-- Material shown --
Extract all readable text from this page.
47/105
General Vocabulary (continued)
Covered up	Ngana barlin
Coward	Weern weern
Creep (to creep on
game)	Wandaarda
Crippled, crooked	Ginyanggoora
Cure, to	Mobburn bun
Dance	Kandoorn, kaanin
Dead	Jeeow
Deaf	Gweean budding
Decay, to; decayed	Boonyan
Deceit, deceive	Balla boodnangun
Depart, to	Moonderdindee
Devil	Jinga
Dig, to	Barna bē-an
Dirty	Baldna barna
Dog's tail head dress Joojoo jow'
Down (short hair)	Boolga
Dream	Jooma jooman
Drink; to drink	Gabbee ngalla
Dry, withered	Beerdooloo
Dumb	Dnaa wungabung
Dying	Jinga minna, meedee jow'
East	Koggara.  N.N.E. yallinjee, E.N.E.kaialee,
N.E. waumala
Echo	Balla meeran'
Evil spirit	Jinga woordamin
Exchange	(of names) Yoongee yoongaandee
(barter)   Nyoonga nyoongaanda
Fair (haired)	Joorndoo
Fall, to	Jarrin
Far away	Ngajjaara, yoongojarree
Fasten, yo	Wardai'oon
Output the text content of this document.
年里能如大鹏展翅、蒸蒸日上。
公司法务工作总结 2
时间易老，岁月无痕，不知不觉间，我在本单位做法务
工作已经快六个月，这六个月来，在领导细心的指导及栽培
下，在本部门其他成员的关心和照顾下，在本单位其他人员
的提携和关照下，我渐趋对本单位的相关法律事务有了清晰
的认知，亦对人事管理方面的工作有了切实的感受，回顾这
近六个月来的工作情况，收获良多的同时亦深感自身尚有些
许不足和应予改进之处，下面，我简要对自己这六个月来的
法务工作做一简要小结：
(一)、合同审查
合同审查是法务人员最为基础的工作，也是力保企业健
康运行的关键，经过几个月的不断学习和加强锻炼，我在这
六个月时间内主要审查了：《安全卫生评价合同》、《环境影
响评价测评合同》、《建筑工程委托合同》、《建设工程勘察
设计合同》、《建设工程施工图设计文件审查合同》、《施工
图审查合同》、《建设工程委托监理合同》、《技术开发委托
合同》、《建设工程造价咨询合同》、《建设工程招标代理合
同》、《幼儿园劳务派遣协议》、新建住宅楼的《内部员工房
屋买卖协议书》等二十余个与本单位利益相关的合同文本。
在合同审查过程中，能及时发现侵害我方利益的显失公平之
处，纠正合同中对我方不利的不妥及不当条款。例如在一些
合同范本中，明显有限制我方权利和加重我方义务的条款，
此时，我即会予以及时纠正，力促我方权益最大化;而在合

-- Task to complete --
Show all lines from the records above where the word "Jinga" occurs.

-- Full response --
Devil	Jinga
Dying	Jinga minna, meedee jow'
Evil spirit	Jinga woordamin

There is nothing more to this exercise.